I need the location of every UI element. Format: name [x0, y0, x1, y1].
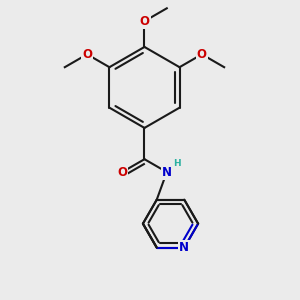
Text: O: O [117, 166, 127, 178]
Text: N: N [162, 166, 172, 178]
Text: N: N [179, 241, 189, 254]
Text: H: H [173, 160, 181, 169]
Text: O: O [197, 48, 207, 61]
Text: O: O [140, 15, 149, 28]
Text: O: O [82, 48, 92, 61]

* * *

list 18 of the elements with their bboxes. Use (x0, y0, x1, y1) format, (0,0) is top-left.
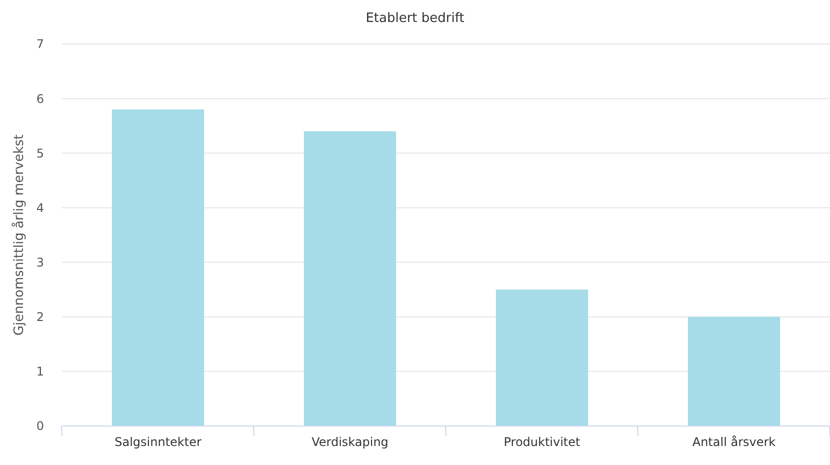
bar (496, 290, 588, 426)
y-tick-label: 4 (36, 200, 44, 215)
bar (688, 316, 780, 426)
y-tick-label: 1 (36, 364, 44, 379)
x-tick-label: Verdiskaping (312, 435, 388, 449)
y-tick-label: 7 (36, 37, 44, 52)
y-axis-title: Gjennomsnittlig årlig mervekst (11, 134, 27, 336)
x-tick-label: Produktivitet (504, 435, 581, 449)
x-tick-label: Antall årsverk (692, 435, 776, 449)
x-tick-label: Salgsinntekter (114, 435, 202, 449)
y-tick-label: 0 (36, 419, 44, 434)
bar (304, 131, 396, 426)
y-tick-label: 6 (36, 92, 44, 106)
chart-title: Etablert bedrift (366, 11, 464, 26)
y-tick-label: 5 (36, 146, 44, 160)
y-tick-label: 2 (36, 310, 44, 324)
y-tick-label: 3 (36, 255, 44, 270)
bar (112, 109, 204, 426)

> **TASK DETAILS**
Edit the data from the line with "list 18 of the" up to and including the line with "chart-title: Etablert bedrift", changing "bar" to "column" and keeping everything else the same. Give back only those lines, without the picture.

> **SOLVED PROBLEM**
list 18 of the elements with their bboxes. Use (x0, y0, x1, y1) format, (0,0) is top-left.
column (496, 290, 588, 426)
y-tick-label: 4 (36, 200, 44, 215)
column (688, 316, 780, 426)
y-tick-label: 1 (36, 364, 44, 379)
x-tick-label: Verdiskaping (312, 435, 388, 449)
y-tick-label: 7 (36, 37, 44, 52)
y-axis-title: Gjennomsnittlig årlig mervekst (11, 134, 27, 336)
x-tick-label: Produktivitet (504, 435, 581, 449)
x-tick-label: Antall årsverk (692, 435, 776, 449)
x-tick-label: Salgsinntekter (114, 435, 202, 449)
y-tick-label: 0 (36, 419, 44, 434)
column (304, 131, 396, 426)
y-tick-label: 6 (36, 92, 44, 106)
chart-title: Etablert bedrift (366, 11, 464, 26)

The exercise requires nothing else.